What is needed:
Single out each line with the word "JSON" and copy it.

Dataset extract:
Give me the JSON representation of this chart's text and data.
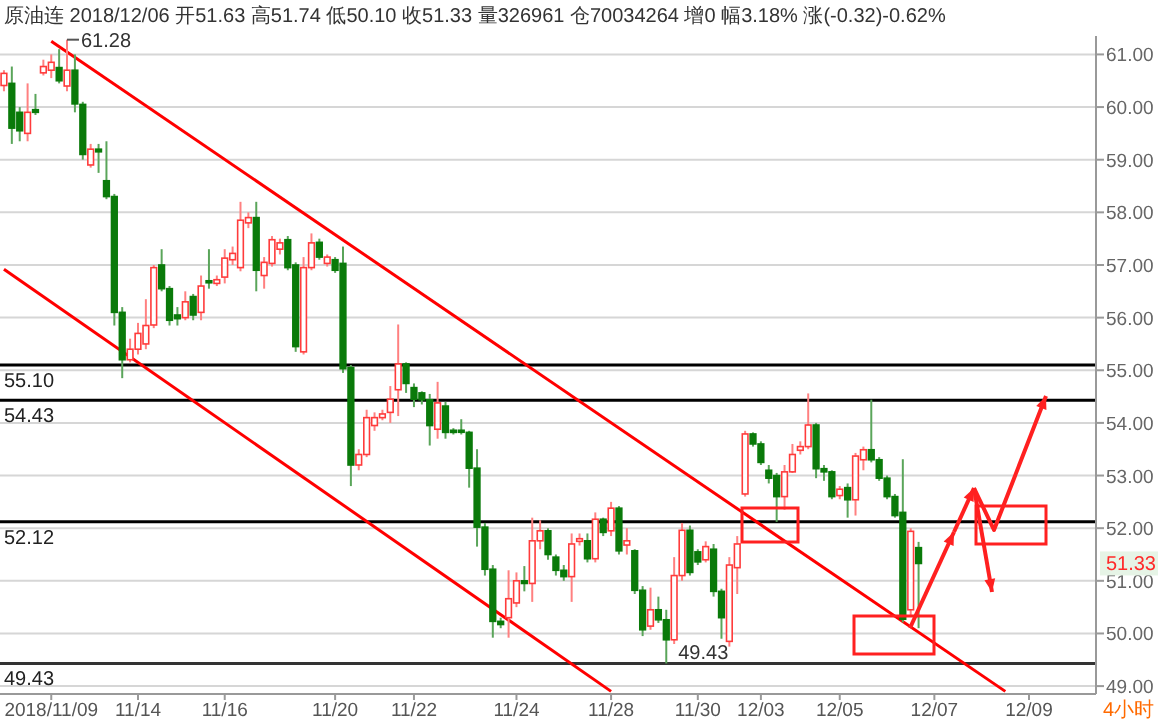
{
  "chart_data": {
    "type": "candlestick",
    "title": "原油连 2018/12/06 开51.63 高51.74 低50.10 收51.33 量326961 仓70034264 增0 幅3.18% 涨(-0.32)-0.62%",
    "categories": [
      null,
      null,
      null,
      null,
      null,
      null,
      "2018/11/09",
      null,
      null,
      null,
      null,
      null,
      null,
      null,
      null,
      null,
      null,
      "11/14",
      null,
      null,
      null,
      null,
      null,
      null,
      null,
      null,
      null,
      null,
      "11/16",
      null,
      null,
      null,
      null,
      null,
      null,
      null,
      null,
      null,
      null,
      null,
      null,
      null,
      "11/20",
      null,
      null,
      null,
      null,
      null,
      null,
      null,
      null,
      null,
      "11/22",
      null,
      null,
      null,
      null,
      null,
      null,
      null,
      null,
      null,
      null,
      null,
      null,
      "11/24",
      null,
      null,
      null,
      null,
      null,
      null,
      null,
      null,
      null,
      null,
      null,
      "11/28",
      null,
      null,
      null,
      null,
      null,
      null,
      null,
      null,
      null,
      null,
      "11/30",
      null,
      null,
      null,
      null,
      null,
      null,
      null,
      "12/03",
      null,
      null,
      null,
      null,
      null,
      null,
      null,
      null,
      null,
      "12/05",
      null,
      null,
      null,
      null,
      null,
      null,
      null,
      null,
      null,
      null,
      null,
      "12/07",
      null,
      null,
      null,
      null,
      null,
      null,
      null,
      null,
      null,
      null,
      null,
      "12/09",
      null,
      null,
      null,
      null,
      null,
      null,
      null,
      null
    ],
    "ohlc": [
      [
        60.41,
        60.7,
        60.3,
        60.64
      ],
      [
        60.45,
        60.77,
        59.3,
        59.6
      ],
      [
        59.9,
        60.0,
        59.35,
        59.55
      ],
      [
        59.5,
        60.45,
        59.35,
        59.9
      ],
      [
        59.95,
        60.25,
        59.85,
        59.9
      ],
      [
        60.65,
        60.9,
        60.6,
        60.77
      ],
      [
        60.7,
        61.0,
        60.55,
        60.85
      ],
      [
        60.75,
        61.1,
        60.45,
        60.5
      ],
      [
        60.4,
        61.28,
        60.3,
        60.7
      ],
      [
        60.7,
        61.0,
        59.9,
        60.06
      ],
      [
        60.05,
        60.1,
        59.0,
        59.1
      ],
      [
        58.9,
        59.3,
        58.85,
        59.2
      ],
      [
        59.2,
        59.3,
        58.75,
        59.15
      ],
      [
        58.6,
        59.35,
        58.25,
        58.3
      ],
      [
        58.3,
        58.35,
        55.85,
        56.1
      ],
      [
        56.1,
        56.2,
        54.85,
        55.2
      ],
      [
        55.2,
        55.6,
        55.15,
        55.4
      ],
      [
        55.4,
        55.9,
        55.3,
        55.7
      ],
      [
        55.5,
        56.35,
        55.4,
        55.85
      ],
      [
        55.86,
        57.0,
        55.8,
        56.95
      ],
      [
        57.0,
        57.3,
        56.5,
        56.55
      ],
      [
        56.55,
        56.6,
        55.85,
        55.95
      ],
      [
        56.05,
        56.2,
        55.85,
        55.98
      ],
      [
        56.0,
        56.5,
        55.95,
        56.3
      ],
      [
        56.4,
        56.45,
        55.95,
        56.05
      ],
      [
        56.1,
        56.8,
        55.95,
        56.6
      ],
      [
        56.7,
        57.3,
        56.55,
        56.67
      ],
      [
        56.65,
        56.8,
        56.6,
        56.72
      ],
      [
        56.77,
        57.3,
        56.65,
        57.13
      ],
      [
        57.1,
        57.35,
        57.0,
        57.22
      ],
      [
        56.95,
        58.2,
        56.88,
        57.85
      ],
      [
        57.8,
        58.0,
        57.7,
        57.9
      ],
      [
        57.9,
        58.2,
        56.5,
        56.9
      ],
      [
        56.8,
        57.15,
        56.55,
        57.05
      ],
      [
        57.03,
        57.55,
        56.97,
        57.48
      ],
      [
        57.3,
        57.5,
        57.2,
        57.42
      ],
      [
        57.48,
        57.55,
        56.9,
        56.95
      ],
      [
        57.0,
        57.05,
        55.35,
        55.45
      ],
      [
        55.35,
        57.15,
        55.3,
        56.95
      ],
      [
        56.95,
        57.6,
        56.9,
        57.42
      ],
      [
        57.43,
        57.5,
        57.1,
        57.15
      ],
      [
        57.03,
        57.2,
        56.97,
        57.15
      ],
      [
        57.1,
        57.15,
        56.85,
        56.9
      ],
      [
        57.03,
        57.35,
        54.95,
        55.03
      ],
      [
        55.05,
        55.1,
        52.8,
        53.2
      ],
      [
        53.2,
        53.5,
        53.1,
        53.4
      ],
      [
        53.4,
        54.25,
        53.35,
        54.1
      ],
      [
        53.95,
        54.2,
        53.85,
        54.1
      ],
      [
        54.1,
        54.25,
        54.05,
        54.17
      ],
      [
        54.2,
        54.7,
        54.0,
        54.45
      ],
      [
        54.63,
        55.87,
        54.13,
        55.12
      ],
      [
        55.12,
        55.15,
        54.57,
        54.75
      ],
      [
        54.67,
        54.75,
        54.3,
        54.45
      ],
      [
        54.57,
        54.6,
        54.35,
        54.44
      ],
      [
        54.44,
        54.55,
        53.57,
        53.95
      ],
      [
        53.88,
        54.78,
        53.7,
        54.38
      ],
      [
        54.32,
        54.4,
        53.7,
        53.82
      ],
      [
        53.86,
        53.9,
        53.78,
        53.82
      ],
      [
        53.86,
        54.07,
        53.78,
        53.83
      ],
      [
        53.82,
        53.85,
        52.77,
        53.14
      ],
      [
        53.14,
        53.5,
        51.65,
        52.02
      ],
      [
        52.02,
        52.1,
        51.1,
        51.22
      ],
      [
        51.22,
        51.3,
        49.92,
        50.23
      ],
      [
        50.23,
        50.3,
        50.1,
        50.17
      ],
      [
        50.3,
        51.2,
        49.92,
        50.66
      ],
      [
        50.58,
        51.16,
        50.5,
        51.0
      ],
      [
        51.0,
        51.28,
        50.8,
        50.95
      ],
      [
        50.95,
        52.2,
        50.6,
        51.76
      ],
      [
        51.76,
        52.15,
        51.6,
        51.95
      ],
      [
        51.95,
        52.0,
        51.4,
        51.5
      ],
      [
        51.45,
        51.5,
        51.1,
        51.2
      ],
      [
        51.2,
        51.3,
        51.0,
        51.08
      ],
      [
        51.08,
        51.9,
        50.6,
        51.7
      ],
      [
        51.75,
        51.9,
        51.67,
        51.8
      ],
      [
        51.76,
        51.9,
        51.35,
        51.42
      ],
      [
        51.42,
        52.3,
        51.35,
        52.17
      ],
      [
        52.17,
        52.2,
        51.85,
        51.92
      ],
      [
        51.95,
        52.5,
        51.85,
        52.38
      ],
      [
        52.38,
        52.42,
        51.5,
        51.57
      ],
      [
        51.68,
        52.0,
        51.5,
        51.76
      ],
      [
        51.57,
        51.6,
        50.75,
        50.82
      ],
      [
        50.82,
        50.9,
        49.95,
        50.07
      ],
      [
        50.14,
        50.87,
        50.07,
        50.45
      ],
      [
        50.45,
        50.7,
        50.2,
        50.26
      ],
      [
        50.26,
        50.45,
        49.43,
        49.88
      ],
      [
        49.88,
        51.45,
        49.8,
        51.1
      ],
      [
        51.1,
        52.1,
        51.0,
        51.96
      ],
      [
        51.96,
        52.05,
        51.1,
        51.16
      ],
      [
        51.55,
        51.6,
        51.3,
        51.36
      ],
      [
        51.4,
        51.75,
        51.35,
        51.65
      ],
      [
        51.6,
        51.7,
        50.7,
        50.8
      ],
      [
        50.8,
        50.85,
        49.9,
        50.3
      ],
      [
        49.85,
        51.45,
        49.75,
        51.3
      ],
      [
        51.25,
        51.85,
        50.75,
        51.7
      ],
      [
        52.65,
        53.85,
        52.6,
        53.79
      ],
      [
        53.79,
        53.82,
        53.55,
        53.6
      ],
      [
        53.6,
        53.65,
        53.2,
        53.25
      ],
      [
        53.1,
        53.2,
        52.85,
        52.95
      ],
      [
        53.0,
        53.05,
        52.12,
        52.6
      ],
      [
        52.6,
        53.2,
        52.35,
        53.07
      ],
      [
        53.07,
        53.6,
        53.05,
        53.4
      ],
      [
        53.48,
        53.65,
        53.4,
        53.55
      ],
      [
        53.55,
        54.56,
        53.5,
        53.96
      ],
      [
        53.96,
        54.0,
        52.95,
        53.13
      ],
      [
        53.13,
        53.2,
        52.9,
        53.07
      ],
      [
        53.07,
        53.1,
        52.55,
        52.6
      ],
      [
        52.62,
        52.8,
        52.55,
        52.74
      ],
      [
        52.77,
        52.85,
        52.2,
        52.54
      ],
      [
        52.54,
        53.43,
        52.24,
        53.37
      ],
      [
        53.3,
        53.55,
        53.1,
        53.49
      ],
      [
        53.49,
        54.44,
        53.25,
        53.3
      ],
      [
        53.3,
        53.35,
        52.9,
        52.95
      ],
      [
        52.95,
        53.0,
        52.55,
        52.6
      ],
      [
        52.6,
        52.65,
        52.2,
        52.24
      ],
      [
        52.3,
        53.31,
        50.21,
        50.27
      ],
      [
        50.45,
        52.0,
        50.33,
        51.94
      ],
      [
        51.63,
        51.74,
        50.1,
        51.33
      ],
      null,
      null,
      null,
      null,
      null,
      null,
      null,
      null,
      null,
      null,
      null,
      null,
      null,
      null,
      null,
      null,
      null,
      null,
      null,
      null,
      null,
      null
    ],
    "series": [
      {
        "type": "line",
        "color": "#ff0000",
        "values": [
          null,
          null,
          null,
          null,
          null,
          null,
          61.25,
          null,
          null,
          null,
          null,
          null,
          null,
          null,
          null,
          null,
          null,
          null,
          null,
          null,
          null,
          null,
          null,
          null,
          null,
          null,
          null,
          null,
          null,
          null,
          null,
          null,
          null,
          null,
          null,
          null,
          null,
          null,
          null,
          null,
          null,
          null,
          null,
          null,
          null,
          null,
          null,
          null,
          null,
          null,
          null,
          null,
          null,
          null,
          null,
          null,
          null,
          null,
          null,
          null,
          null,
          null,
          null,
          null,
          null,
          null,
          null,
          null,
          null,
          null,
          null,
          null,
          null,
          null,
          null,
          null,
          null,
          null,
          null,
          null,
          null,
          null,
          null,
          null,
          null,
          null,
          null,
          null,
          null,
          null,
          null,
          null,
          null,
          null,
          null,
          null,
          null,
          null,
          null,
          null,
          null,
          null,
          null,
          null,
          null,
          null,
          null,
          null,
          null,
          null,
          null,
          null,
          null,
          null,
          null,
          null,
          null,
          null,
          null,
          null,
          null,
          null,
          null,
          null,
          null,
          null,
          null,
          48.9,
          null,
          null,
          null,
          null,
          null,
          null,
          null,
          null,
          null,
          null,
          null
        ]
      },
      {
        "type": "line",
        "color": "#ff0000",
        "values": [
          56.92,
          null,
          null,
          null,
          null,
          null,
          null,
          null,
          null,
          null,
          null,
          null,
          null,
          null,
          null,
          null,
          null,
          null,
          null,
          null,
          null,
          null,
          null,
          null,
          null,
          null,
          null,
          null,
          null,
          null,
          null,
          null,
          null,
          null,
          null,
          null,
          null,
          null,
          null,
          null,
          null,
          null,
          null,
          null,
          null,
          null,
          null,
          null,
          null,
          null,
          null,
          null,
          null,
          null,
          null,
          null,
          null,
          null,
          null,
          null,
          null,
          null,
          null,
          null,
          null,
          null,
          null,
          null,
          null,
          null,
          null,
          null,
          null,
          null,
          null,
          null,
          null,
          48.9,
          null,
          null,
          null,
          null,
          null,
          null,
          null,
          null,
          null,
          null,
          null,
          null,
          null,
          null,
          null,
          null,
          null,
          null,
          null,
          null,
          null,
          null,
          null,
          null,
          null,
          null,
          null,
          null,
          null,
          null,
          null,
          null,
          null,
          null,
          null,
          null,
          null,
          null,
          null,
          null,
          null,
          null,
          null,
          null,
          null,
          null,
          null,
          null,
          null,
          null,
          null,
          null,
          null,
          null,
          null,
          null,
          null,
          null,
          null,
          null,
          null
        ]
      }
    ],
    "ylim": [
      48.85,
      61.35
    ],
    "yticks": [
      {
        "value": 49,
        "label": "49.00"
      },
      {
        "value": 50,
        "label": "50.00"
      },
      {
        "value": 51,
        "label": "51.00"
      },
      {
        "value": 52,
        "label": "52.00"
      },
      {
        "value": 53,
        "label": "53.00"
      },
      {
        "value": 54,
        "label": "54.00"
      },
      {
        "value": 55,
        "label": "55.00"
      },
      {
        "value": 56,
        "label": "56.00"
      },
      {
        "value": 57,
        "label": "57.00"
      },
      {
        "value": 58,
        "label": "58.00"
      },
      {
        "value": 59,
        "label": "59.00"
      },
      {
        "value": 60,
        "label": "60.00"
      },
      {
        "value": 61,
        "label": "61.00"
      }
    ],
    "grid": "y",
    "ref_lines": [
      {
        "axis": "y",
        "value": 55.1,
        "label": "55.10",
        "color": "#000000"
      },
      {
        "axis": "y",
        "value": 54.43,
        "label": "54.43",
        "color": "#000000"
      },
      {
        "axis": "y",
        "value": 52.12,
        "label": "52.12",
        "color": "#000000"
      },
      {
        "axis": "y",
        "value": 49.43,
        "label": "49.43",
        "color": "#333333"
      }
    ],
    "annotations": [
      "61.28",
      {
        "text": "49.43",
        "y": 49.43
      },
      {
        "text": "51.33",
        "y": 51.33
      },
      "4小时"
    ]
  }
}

...

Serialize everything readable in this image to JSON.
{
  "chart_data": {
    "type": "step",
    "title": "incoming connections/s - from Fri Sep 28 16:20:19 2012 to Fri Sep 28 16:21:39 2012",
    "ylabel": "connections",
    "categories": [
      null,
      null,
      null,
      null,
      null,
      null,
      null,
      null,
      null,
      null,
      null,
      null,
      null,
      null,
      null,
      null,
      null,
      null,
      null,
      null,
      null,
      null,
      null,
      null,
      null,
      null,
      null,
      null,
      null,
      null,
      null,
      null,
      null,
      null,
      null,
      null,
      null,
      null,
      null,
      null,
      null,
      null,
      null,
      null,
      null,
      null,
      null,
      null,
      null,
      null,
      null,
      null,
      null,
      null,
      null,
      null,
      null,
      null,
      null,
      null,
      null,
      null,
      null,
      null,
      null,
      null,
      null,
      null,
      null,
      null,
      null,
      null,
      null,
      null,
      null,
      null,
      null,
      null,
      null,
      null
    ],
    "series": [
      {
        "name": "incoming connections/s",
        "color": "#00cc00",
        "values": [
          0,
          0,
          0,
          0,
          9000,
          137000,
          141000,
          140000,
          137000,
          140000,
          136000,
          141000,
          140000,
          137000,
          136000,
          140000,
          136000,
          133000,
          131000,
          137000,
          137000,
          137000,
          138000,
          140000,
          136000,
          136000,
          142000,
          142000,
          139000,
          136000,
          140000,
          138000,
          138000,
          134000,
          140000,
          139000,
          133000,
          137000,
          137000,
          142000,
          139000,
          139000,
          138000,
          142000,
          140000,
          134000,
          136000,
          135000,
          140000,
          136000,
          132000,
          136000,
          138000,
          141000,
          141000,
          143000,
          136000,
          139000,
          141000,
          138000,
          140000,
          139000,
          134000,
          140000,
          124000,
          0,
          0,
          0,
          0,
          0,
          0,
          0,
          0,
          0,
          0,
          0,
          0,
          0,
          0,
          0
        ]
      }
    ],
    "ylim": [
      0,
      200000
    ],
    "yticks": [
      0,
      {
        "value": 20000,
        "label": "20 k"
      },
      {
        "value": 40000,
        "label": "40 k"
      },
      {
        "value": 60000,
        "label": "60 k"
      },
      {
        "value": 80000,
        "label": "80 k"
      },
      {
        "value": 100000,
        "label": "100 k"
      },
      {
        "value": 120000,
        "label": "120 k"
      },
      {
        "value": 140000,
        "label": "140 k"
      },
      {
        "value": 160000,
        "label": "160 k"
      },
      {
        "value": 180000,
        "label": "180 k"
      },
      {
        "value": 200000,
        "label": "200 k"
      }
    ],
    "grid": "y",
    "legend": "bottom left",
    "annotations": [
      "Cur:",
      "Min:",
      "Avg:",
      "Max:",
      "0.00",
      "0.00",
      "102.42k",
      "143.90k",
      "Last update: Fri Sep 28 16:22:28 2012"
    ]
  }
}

* * *

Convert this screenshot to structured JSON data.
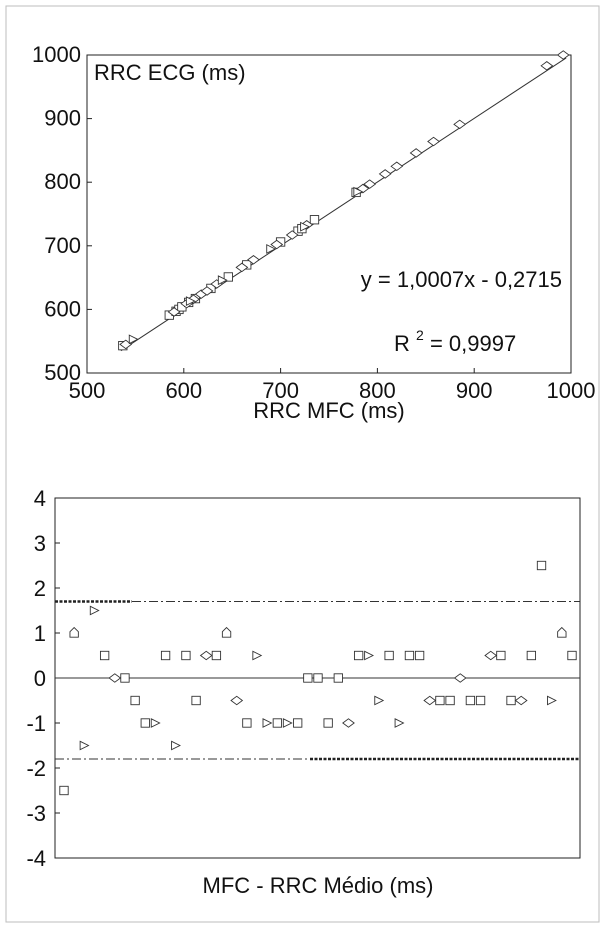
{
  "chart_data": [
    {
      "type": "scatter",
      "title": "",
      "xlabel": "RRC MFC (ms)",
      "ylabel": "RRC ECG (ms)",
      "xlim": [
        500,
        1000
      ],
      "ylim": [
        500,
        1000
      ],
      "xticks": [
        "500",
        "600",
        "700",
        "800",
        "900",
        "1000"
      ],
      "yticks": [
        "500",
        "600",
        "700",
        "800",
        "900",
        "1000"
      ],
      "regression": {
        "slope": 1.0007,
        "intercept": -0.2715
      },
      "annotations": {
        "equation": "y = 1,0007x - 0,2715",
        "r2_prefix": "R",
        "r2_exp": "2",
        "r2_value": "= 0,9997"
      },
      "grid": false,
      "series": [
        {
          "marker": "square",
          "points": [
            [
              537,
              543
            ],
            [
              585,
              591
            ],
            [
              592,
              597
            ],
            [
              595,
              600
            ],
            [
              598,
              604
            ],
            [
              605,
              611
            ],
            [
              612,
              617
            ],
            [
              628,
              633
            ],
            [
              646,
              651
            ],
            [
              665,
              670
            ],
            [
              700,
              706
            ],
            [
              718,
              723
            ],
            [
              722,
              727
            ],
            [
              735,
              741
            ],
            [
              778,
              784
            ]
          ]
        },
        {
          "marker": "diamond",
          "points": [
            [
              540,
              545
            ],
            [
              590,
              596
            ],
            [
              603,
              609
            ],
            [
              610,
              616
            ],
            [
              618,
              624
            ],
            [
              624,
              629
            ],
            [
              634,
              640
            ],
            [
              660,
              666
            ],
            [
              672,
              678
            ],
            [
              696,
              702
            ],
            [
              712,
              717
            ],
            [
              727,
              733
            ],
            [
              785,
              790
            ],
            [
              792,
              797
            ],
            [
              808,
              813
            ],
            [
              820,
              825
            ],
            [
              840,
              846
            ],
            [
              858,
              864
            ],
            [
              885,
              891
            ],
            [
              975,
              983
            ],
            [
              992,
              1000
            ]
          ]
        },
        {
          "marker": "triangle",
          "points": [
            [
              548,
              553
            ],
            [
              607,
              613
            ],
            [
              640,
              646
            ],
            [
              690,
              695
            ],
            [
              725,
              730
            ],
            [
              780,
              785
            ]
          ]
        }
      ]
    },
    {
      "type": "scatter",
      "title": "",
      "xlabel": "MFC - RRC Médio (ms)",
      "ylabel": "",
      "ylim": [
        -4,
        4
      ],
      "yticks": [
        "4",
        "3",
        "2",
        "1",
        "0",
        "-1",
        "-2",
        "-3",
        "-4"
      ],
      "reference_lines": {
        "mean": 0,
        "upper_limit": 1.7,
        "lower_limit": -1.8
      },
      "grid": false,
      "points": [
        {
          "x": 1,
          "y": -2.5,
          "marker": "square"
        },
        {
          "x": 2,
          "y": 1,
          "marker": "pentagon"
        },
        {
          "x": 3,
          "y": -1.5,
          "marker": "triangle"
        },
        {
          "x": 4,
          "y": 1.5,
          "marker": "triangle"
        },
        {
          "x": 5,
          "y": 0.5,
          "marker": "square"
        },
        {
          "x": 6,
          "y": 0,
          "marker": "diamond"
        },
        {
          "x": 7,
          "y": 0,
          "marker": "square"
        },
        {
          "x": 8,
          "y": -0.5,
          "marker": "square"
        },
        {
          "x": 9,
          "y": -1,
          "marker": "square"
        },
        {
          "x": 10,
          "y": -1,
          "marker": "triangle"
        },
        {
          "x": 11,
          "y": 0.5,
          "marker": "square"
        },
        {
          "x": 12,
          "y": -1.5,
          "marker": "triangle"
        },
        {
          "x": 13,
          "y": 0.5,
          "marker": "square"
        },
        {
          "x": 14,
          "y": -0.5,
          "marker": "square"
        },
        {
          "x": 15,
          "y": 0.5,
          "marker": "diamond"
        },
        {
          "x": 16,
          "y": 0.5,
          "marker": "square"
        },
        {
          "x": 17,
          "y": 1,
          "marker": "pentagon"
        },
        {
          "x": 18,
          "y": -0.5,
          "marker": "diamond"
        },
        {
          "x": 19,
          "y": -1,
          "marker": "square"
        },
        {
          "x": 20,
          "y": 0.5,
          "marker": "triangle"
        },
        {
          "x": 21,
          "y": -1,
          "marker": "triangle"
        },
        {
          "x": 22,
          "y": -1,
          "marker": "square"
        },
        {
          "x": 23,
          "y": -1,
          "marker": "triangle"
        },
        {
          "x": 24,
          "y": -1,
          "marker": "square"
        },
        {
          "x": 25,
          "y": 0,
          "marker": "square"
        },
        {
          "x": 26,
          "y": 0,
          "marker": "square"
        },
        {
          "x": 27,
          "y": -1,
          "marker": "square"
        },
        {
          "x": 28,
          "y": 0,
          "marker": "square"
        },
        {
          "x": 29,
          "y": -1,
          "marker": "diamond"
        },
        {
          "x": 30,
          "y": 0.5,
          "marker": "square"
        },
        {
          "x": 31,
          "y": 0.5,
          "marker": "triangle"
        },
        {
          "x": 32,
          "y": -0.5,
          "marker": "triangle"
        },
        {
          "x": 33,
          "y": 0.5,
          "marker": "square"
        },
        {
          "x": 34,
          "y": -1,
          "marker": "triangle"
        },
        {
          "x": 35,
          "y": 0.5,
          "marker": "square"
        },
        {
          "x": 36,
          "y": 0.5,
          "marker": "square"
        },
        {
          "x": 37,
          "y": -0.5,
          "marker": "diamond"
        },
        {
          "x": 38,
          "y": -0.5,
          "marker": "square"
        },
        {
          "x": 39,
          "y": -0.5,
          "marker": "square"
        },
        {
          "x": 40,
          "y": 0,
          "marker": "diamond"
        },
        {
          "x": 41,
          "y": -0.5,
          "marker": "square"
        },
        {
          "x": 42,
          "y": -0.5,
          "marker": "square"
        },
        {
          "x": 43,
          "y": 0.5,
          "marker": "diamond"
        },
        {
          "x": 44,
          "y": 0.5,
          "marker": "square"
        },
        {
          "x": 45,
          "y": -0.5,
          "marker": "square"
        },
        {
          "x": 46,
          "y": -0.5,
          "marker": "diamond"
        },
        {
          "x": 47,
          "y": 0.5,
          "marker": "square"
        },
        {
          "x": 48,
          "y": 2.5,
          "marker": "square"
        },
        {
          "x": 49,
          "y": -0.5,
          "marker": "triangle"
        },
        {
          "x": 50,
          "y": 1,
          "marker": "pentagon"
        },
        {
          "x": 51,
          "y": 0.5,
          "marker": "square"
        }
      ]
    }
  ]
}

Solution:
Give me the JSON representation of this chart's text and data.
Serialize everything readable in this image to JSON.
Convert this screenshot to structured JSON data.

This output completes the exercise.